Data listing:

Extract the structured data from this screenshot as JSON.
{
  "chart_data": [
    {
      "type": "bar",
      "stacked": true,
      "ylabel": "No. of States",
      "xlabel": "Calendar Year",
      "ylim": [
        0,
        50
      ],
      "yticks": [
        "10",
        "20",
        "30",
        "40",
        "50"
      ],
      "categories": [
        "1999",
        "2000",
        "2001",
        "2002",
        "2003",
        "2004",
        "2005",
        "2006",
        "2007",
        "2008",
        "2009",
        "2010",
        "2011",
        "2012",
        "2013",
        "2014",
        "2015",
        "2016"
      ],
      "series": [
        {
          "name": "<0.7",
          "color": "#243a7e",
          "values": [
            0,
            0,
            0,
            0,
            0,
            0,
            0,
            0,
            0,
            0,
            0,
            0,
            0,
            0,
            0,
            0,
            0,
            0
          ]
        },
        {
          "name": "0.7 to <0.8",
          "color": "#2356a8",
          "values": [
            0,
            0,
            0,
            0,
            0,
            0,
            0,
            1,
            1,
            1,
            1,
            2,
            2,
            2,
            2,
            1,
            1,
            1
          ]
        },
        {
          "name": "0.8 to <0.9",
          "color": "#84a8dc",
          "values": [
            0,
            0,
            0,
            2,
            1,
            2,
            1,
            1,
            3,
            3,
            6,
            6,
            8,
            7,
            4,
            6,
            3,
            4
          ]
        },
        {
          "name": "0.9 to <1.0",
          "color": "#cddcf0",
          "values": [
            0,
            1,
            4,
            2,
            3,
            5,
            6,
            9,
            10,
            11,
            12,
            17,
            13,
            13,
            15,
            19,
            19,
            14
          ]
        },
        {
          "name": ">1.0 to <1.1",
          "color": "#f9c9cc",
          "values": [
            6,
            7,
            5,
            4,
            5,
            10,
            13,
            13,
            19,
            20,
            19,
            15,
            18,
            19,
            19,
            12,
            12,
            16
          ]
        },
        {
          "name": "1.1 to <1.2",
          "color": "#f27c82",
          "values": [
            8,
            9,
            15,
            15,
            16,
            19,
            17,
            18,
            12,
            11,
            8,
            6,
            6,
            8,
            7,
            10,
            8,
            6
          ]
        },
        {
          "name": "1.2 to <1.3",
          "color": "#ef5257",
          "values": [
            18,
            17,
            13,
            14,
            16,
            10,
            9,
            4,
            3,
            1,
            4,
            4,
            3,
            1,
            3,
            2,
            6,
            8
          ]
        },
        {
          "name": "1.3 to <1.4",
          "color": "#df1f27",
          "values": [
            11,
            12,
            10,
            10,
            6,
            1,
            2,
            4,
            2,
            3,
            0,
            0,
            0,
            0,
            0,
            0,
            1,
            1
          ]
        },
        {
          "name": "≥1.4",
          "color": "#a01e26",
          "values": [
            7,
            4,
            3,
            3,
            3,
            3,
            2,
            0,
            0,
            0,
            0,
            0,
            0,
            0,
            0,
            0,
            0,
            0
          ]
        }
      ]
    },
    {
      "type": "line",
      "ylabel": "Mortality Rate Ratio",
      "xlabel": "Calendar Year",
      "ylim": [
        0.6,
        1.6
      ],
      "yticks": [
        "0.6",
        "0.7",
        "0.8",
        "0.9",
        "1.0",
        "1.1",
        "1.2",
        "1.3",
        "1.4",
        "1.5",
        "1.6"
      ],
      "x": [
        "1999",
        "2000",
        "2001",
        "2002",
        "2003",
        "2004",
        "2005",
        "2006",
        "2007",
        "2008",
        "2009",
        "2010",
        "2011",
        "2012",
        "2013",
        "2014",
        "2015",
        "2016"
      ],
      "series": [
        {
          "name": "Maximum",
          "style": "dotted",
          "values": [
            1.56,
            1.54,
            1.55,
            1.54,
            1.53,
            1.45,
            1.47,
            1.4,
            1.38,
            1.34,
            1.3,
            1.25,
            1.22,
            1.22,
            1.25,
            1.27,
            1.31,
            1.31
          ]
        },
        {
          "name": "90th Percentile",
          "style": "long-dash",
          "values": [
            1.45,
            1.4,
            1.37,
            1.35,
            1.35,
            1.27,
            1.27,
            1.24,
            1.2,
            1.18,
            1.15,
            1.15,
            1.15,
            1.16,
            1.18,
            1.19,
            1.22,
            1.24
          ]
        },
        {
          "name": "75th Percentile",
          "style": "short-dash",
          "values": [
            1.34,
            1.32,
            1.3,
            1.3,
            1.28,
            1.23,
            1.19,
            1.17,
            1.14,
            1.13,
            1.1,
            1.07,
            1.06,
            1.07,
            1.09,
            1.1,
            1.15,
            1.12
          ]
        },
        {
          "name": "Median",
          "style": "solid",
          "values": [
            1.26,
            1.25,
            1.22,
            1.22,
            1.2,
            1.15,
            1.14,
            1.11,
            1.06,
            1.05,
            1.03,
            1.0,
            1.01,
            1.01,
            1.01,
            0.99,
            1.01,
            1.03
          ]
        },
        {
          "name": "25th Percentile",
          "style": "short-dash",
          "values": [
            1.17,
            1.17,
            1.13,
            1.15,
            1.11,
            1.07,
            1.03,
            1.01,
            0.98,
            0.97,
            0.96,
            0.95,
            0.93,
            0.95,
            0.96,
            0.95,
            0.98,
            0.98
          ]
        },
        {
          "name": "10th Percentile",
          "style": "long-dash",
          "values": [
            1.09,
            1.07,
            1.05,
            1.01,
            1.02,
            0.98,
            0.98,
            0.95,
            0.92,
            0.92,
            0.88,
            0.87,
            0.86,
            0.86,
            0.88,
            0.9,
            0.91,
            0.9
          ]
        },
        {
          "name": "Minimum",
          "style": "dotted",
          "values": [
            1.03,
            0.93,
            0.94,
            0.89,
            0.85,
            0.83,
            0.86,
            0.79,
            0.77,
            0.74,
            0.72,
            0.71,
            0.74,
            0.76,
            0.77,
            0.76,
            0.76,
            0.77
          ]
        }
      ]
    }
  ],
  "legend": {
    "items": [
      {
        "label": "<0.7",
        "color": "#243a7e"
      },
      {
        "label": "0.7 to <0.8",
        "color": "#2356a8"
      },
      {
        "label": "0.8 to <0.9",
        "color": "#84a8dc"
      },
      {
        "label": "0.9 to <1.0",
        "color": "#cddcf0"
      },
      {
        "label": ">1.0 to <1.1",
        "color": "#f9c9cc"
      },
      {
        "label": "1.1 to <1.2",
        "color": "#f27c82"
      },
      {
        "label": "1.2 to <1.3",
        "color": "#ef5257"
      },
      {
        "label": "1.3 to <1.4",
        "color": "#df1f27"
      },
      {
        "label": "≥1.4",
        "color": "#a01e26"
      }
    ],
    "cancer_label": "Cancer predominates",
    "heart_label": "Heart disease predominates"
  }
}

What to do: Every entry above needs to be quoted exactly.

Solution for this exercise:
Extract the structured data from this screenshot as JSON.
{
  "chart_data": [
    {
      "type": "bar",
      "stacked": true,
      "ylabel": "No. of States",
      "xlabel": "Calendar Year",
      "ylim": [
        0,
        50
      ],
      "yticks": [
        "10",
        "20",
        "30",
        "40",
        "50"
      ],
      "categories": [
        "1999",
        "2000",
        "2001",
        "2002",
        "2003",
        "2004",
        "2005",
        "2006",
        "2007",
        "2008",
        "2009",
        "2010",
        "2011",
        "2012",
        "2013",
        "2014",
        "2015",
        "2016"
      ],
      "series": [
        {
          "name": "<0.7",
          "color": "#243a7e",
          "values": [
            0,
            0,
            0,
            0,
            0,
            0,
            0,
            0,
            0,
            0,
            0,
            0,
            0,
            0,
            0,
            0,
            0,
            0
          ]
        },
        {
          "name": "0.7 to <0.8",
          "color": "#2356a8",
          "values": [
            0,
            0,
            0,
            0,
            0,
            0,
            0,
            1,
            1,
            1,
            1,
            2,
            2,
            2,
            2,
            1,
            1,
            1
          ]
        },
        {
          "name": "0.8 to <0.9",
          "color": "#84a8dc",
          "values": [
            0,
            0,
            0,
            2,
            1,
            2,
            1,
            1,
            3,
            3,
            6,
            6,
            8,
            7,
            4,
            6,
            3,
            4
          ]
        },
        {
          "name": "0.9 to <1.0",
          "color": "#cddcf0",
          "values": [
            0,
            1,
            4,
            2,
            3,
            5,
            6,
            9,
            10,
            11,
            12,
            17,
            13,
            13,
            15,
            19,
            19,
            14
          ]
        },
        {
          "name": ">1.0 to <1.1",
          "color": "#f9c9cc",
          "values": [
            6,
            7,
            5,
            4,
            5,
            10,
            13,
            13,
            19,
            20,
            19,
            15,
            18,
            19,
            19,
            12,
            12,
            16
          ]
        },
        {
          "name": "1.1 to <1.2",
          "color": "#f27c82",
          "values": [
            8,
            9,
            15,
            15,
            16,
            19,
            17,
            18,
            12,
            11,
            8,
            6,
            6,
            8,
            7,
            10,
            8,
            6
          ]
        },
        {
          "name": "1.2 to <1.3",
          "color": "#ef5257",
          "values": [
            18,
            17,
            13,
            14,
            16,
            10,
            9,
            4,
            3,
            1,
            4,
            4,
            3,
            1,
            3,
            2,
            6,
            8
          ]
        },
        {
          "name": "1.3 to <1.4",
          "color": "#df1f27",
          "values": [
            11,
            12,
            10,
            10,
            6,
            1,
            2,
            4,
            2,
            3,
            0,
            0,
            0,
            0,
            0,
            0,
            1,
            1
          ]
        },
        {
          "name": "≥1.4",
          "color": "#a01e26",
          "values": [
            7,
            4,
            3,
            3,
            3,
            3,
            2,
            0,
            0,
            0,
            0,
            0,
            0,
            0,
            0,
            0,
            0,
            0
          ]
        }
      ]
    },
    {
      "type": "line",
      "ylabel": "Mortality Rate Ratio",
      "xlabel": "Calendar Year",
      "ylim": [
        0.6,
        1.6
      ],
      "yticks": [
        "0.6",
        "0.7",
        "0.8",
        "0.9",
        "1.0",
        "1.1",
        "1.2",
        "1.3",
        "1.4",
        "1.5",
        "1.6"
      ],
      "x": [
        "1999",
        "2000",
        "2001",
        "2002",
        "2003",
        "2004",
        "2005",
        "2006",
        "2007",
        "2008",
        "2009",
        "2010",
        "2011",
        "2012",
        "2013",
        "2014",
        "2015",
        "2016"
      ],
      "series": [
        {
          "name": "Maximum",
          "style": "dotted",
          "values": [
            1.56,
            1.54,
            1.55,
            1.54,
            1.53,
            1.45,
            1.47,
            1.4,
            1.38,
            1.34,
            1.3,
            1.25,
            1.22,
            1.22,
            1.25,
            1.27,
            1.31,
            1.31
          ]
        },
        {
          "name": "90th Percentile",
          "style": "long-dash",
          "values": [
            1.45,
            1.4,
            1.37,
            1.35,
            1.35,
            1.27,
            1.27,
            1.24,
            1.2,
            1.18,
            1.15,
            1.15,
            1.15,
            1.16,
            1.18,
            1.19,
            1.22,
            1.24
          ]
        },
        {
          "name": "75th Percentile",
          "style": "short-dash",
          "values": [
            1.34,
            1.32,
            1.3,
            1.3,
            1.28,
            1.23,
            1.19,
            1.17,
            1.14,
            1.13,
            1.1,
            1.07,
            1.06,
            1.07,
            1.09,
            1.1,
            1.15,
            1.12
          ]
        },
        {
          "name": "Median",
          "style": "solid",
          "values": [
            1.26,
            1.25,
            1.22,
            1.22,
            1.2,
            1.15,
            1.14,
            1.11,
            1.06,
            1.05,
            1.03,
            1.0,
            1.01,
            1.01,
            1.01,
            0.99,
            1.01,
            1.03
          ]
        },
        {
          "name": "25th Percentile",
          "style": "short-dash",
          "values": [
            1.17,
            1.17,
            1.13,
            1.15,
            1.11,
            1.07,
            1.03,
            1.01,
            0.98,
            0.97,
            0.96,
            0.95,
            0.93,
            0.95,
            0.96,
            0.95,
            0.98,
            0.98
          ]
        },
        {
          "name": "10th Percentile",
          "style": "long-dash",
          "values": [
            1.09,
            1.07,
            1.05,
            1.01,
            1.02,
            0.98,
            0.98,
            0.95,
            0.92,
            0.92,
            0.88,
            0.87,
            0.86,
            0.86,
            0.88,
            0.9,
            0.91,
            0.9
          ]
        },
        {
          "name": "Minimum",
          "style": "dotted",
          "values": [
            1.03,
            0.93,
            0.94,
            0.89,
            0.85,
            0.83,
            0.86,
            0.79,
            0.77,
            0.74,
            0.72,
            0.71,
            0.74,
            0.76,
            0.77,
            0.76,
            0.76,
            0.77
          ]
        }
      ]
    }
  ],
  "legend": {
    "items": [
      {
        "label": "<0.7",
        "color": "#243a7e"
      },
      {
        "label": "0.7 to <0.8",
        "color": "#2356a8"
      },
      {
        "label": "0.8 to <0.9",
        "color": "#84a8dc"
      },
      {
        "label": "0.9 to <1.0",
        "color": "#cddcf0"
      },
      {
        "label": ">1.0 to <1.1",
        "color": "#f9c9cc"
      },
      {
        "label": "1.1 to <1.2",
        "color": "#f27c82"
      },
      {
        "label": "1.2 to <1.3",
        "color": "#ef5257"
      },
      {
        "label": "1.3 to <1.4",
        "color": "#df1f27"
      },
      {
        "label": "≥1.4",
        "color": "#a01e26"
      }
    ],
    "cancer_label": "Cancer predominates",
    "heart_label": "Heart disease predominates"
  }
}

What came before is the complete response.